- **Work to do**: Return all entries word for word, but drop any images.
=== Extracted information ===
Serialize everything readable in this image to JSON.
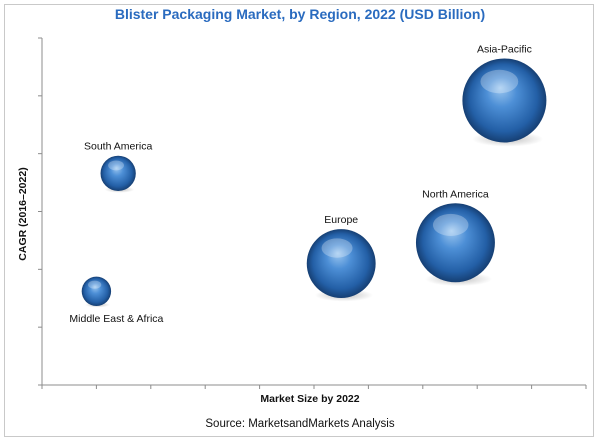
{
  "chart_data": {
    "type": "scatter",
    "title": "Blister Packaging Market, by Region, 2022 (USD Billion)",
    "xlabel": "Market Size by 2022",
    "ylabel": "CAGR (2016–2022)",
    "source": "Source: MarketsandMarkets Analysis",
    "grid": false,
    "bubble_color": "#2f6db5",
    "points": [
      {
        "label": "Asia-Pacific",
        "x": 0.85,
        "y": 0.82,
        "size": 1.0
      },
      {
        "label": "North America",
        "x": 0.76,
        "y": 0.41,
        "size": 0.94
      },
      {
        "label": "Europe",
        "x": 0.55,
        "y": 0.35,
        "size": 0.82
      },
      {
        "label": "South America",
        "x": 0.14,
        "y": 0.61,
        "size": 0.42
      },
      {
        "label": "Middle East & Africa",
        "x": 0.1,
        "y": 0.27,
        "size": 0.35
      }
    ]
  }
}
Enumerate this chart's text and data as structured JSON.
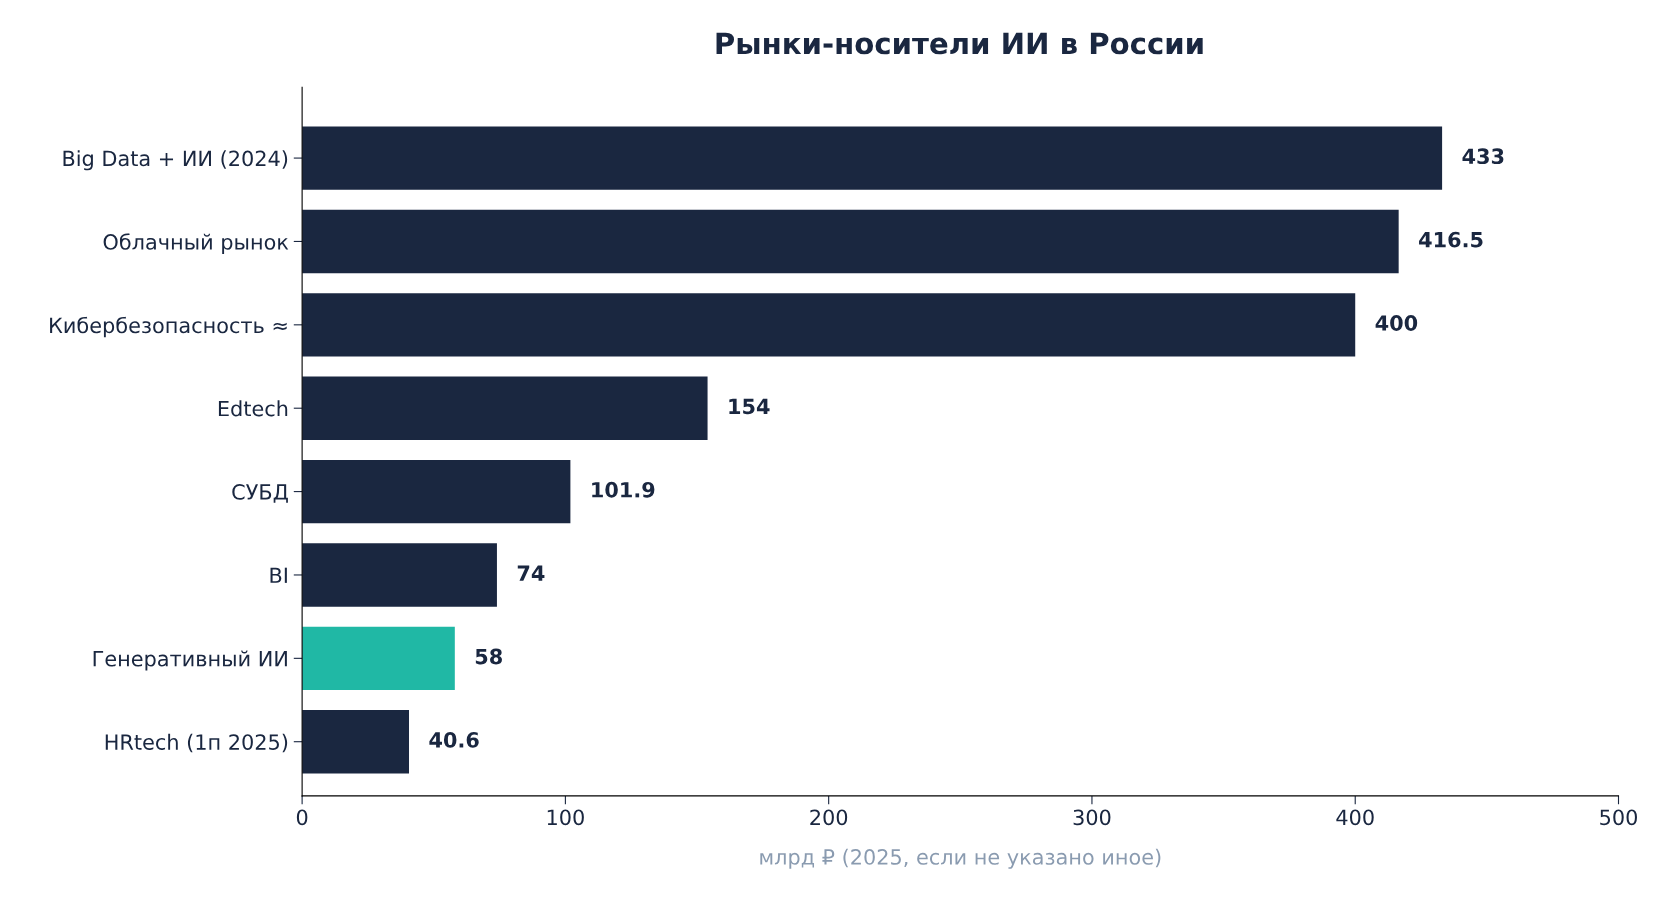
{
  "chart_data": {
    "type": "bar",
    "orientation": "horizontal",
    "title": "Рынки-носители ИИ в России",
    "xlabel": "млрд ₽ (2025, если не указано иное)",
    "categories": [
      "Big Data + ИИ (2024)",
      "Облачный рынок",
      "Кибербезопасность ≈",
      "Edtech",
      "СУБД",
      "BI",
      "Генеративный ИИ",
      "HRtech (1п 2025)"
    ],
    "values": [
      433,
      416.5,
      400,
      154,
      101.9,
      74,
      58,
      40.6
    ],
    "colors": [
      "#1a2740",
      "#1a2740",
      "#1a2740",
      "#1a2740",
      "#1a2740",
      "#1a2740",
      "#20b8a5",
      "#1a2740"
    ],
    "xlim": [
      0,
      500
    ],
    "xticks": [
      0,
      100,
      200,
      300,
      400,
      500
    ],
    "data_labels": true,
    "grid": false,
    "legend": false
  }
}
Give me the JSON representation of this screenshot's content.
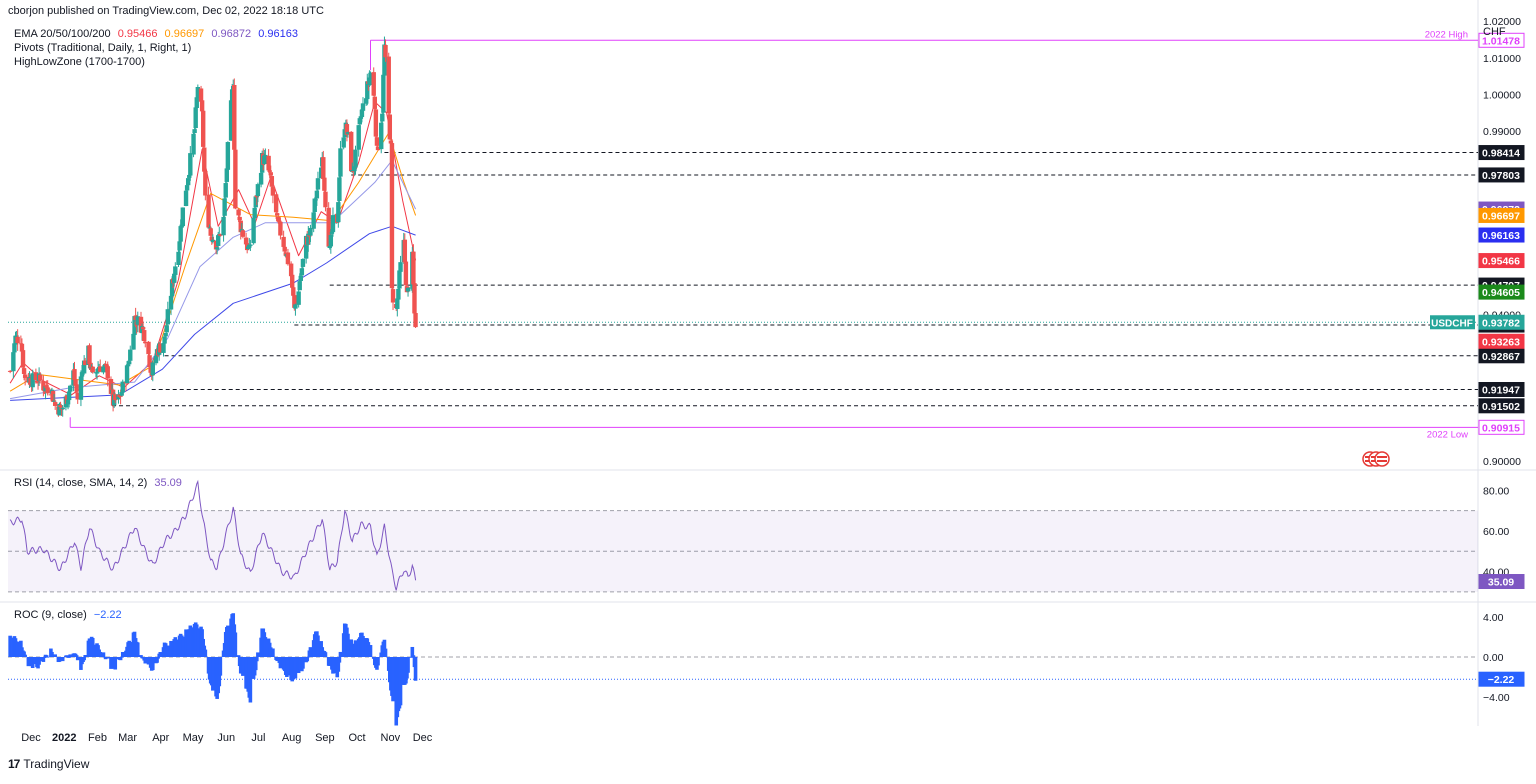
===
- **The solution**:
Serialize everything readable in this image to JSON.
{
  "chart_data": {
    "type": "scatter",
    "title": "Blister Packaging Market, by Region, 2022 (USD Billion)",
    "xlabel": "Market Size by 2022",
    "ylabel": "CAGR (2016–2022)",
    "source": "Source: MarketsandMarkets Analysis",
    "grid": false,
    "bubble_color": "#2f6db5",
    "points": [
      {
        "label": "Asia-Pacific",
        "x": 0.85,
        "y": 0.82,
        "size": 1.0
      },
      {
        "label": "North America",
        "x": 0.76,
        "y": 0.41,
        "size": 0.94
      },
      {
        "label": "Europe",
        "x": 0.55,
        "y": 0.35,
        "size": 0.82
      },
      {
        "label": "South America",
        "x": 0.14,
        "y": 0.61,
        "size": 0.42
      },
      {
        "label": "Middle East & Africa",
        "x": 0.1,
        "y": 0.27,
        "size": 0.35
      }
    ]
  }
}
Enumerate this chart's text and data as structured JSON.
{
  "chart_data": {
    "type": "bar",
    "orientation": "horizontal",
    "title": "Рынки-носители ИИ в России",
    "xlabel": "млрд ₽ (2025, если не указано иное)",
    "categories": [
      "Big Data + ИИ (2024)",
      "Облачный рынок",
      "Кибербезопасность ≈",
      "Edtech",
      "СУБД",
      "BI",
      "Генеративный ИИ",
      "HRtech (1п 2025)"
    ],
    "values": [
      433,
      416.5,
      400,
      154,
      101.9,
      74,
      58,
      40.6
    ],
    "colors": [
      "#1a2740",
      "#1a2740",
      "#1a2740",
      "#1a2740",
      "#1a2740",
      "#1a2740",
      "#20b8a5",
      "#1a2740"
    ],
    "xlim": [
      0,
      500
    ],
    "xticks": [
      0,
      100,
      200,
      300,
      400,
      500
    ],
    "data_labels": true,
    "grid": false,
    "legend": false
  }
}
Give me the JSON representation of this screenshot's content.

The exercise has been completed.